RECORD SET »
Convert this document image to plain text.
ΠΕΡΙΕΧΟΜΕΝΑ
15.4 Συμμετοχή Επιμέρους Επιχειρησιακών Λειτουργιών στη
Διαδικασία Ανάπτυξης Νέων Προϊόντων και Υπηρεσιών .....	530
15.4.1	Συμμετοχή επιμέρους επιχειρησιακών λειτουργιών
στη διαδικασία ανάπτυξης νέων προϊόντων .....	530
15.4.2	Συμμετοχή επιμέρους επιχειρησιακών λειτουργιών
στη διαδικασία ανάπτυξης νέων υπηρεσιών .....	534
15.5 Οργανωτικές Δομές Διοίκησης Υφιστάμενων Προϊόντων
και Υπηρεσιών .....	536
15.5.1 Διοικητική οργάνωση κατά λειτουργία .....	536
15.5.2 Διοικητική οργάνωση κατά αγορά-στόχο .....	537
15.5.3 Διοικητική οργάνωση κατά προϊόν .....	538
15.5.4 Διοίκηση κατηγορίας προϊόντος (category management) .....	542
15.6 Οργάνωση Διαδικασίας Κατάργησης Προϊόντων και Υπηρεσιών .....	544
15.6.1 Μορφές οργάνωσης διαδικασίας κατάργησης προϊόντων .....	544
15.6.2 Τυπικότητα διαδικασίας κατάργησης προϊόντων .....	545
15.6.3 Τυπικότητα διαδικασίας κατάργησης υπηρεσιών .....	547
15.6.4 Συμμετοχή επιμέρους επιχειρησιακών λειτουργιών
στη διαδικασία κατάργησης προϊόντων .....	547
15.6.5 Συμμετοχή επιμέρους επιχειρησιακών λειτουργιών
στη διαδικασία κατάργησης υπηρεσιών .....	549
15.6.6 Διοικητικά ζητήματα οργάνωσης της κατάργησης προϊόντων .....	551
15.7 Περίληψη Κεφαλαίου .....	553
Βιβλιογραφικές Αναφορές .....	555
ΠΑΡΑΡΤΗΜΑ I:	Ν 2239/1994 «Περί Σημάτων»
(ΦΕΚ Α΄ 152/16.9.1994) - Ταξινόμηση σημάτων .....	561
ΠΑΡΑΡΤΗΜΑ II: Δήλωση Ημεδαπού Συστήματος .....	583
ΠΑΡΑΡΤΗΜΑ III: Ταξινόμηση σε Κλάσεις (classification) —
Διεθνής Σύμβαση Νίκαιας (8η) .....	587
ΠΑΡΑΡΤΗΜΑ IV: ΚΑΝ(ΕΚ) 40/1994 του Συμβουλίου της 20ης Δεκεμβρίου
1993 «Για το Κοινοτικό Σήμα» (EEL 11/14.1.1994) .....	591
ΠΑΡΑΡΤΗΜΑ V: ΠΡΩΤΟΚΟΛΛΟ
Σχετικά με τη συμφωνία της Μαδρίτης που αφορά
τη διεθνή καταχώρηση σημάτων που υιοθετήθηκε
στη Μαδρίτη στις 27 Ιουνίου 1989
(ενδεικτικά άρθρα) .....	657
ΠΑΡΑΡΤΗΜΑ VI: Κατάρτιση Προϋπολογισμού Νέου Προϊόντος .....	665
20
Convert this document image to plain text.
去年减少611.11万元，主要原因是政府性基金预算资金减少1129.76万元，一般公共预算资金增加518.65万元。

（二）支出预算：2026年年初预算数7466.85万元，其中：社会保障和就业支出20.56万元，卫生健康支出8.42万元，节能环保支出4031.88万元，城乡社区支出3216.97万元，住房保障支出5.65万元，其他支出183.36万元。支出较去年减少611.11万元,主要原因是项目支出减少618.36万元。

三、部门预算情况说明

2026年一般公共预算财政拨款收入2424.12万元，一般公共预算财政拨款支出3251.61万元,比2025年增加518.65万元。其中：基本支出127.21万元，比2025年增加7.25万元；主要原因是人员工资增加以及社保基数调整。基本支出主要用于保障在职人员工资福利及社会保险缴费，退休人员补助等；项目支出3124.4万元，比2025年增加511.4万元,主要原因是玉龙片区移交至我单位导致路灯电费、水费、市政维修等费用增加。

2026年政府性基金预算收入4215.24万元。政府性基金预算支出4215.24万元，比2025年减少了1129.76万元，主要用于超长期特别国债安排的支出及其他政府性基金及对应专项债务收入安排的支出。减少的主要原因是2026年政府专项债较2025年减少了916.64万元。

JOB » Find each line holding the string "Διοικητική" and copy it out.

ANSWER FOR THIS EXERCISE »
15.5.1 Διοικητική οργάνωση κατά λειτουργία .....	536
15.5.2 Διοικητική οργάνωση κατά αγορά-στόχο .....	537
15.5.3 Διοικητική οργάνωση κατά προϊόν .....	538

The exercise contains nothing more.